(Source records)
◇ ◇ ◇ ◇ ◇ ◇ ◇
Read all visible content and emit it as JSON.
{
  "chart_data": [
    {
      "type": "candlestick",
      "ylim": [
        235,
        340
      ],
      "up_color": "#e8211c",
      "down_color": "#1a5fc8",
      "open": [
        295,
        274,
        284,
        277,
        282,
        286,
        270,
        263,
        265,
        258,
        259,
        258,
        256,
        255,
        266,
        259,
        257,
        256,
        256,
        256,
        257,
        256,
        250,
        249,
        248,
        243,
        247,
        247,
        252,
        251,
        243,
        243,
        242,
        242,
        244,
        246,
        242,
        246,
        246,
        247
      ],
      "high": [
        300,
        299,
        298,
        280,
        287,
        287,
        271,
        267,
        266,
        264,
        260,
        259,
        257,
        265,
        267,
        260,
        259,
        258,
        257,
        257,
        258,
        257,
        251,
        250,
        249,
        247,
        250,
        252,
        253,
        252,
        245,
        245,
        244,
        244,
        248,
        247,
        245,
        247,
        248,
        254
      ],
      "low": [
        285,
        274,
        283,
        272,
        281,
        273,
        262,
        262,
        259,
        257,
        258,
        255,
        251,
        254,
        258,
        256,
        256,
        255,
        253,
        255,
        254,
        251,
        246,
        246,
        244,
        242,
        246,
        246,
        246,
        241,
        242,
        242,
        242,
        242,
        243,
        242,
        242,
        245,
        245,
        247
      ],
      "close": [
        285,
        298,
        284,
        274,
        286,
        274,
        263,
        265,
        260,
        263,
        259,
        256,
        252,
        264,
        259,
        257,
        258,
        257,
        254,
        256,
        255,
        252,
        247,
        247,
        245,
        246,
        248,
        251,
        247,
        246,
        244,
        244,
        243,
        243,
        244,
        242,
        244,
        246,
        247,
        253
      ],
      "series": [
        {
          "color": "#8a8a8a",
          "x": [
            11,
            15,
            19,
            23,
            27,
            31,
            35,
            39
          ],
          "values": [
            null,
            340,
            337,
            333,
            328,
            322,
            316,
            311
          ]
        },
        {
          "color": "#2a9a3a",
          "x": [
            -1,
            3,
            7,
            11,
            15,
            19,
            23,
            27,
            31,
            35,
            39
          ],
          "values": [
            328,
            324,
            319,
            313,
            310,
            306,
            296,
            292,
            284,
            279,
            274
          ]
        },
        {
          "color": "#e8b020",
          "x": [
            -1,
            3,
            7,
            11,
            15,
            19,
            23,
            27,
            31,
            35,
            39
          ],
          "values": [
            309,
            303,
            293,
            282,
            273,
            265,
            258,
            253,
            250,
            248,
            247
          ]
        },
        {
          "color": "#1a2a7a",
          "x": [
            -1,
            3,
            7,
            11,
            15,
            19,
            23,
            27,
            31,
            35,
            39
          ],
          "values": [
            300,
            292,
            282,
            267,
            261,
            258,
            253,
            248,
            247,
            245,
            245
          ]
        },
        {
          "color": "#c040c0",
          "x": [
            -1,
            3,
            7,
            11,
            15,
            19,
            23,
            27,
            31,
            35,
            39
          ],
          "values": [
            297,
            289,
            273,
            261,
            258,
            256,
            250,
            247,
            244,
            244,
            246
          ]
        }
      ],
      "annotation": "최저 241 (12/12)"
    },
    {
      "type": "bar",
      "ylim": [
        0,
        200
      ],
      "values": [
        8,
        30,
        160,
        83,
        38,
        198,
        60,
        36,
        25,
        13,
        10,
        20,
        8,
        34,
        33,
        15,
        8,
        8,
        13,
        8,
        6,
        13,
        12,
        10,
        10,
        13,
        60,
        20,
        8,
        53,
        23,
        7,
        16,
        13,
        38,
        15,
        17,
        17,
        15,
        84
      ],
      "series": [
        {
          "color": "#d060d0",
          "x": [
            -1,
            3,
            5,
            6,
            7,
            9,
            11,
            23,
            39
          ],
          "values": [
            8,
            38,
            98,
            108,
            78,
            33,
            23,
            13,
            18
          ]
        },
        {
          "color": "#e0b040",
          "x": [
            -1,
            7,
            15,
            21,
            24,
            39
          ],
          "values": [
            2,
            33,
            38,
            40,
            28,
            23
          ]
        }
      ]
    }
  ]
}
◇ ◇ ◇ ◇ ◇ ◇ ◇
Exercise aim: Quote the data above in full, changing nothing.

Response for this exercise:
Read all visible content and emit it as JSON.
{
  "chart_data": [
    {
      "type": "candlestick",
      "ylim": [
        235,
        340
      ],
      "up_color": "#e8211c",
      "down_color": "#1a5fc8",
      "open": [
        295,
        274,
        284,
        277,
        282,
        286,
        270,
        263,
        265,
        258,
        259,
        258,
        256,
        255,
        266,
        259,
        257,
        256,
        256,
        256,
        257,
        256,
        250,
        249,
        248,
        243,
        247,
        247,
        252,
        251,
        243,
        243,
        242,
        242,
        244,
        246,
        242,
        246,
        246,
        247
      ],
      "high": [
        300,
        299,
        298,
        280,
        287,
        287,
        271,
        267,
        266,
        264,
        260,
        259,
        257,
        265,
        267,
        260,
        259,
        258,
        257,
        257,
        258,
        257,
        251,
        250,
        249,
        247,
        250,
        252,
        253,
        252,
        245,
        245,
        244,
        244,
        248,
        247,
        245,
        247,
        248,
        254
      ],
      "low": [
        285,
        274,
        283,
        272,
        281,
        273,
        262,
        262,
        259,
        257,
        258,
        255,
        251,
        254,
        258,
        256,
        256,
        255,
        253,
        255,
        254,
        251,
        246,
        246,
        244,
        242,
        246,
        246,
        246,
        241,
        242,
        242,
        242,
        242,
        243,
        242,
        242,
        245,
        245,
        247
      ],
      "close": [
        285,
        298,
        284,
        274,
        286,
        274,
        263,
        265,
        260,
        263,
        259,
        256,
        252,
        264,
        259,
        257,
        258,
        257,
        254,
        256,
        255,
        252,
        247,
        247,
        245,
        246,
        248,
        251,
        247,
        246,
        244,
        244,
        243,
        243,
        244,
        242,
        244,
        246,
        247,
        253
      ],
      "series": [
        {
          "color": "#8a8a8a",
          "x": [
            11,
            15,
            19,
            23,
            27,
            31,
            35,
            39
          ],
          "values": [
            null,
            340,
            337,
            333,
            328,
            322,
            316,
            311
          ]
        },
        {
          "color": "#2a9a3a",
          "x": [
            -1,
            3,
            7,
            11,
            15,
            19,
            23,
            27,
            31,
            35,
            39
          ],
          "values": [
            328,
            324,
            319,
            313,
            310,
            306,
            296,
            292,
            284,
            279,
            274
          ]
        },
        {
          "color": "#e8b020",
          "x": [
            -1,
            3,
            7,
            11,
            15,
            19,
            23,
            27,
            31,
            35,
            39
          ],
          "values": [
            309,
            303,
            293,
            282,
            273,
            265,
            258,
            253,
            250,
            248,
            247
          ]
        },
        {
          "color": "#1a2a7a",
          "x": [
            -1,
            3,
            7,
            11,
            15,
            19,
            23,
            27,
            31,
            35,
            39
          ],
          "values": [
            300,
            292,
            282,
            267,
            261,
            258,
            253,
            248,
            247,
            245,
            245
          ]
        },
        {
          "color": "#c040c0",
          "x": [
            -1,
            3,
            7,
            11,
            15,
            19,
            23,
            27,
            31,
            35,
            39
          ],
          "values": [
            297,
            289,
            273,
            261,
            258,
            256,
            250,
            247,
            244,
            244,
            246
          ]
        }
      ],
      "annotation": "최저 241 (12/12)"
    },
    {
      "type": "bar",
      "ylim": [
        0,
        200
      ],
      "values": [
        8,
        30,
        160,
        83,
        38,
        198,
        60,
        36,
        25,
        13,
        10,
        20,
        8,
        34,
        33,
        15,
        8,
        8,
        13,
        8,
        6,
        13,
        12,
        10,
        10,
        13,
        60,
        20,
        8,
        53,
        23,
        7,
        16,
        13,
        38,
        15,
        17,
        17,
        15,
        84
      ],
      "series": [
        {
          "color": "#d060d0",
          "x": [
            -1,
            3,
            5,
            6,
            7,
            9,
            11,
            23,
            39
          ],
          "values": [
            8,
            38,
            98,
            108,
            78,
            33,
            23,
            13,
            18
          ]
        },
        {
          "color": "#e0b040",
          "x": [
            -1,
            7,
            15,
            21,
            24,
            39
          ],
          "values": [
            2,
            33,
            38,
            40,
            28,
            23
          ]
        }
      ]
    }
  ]
}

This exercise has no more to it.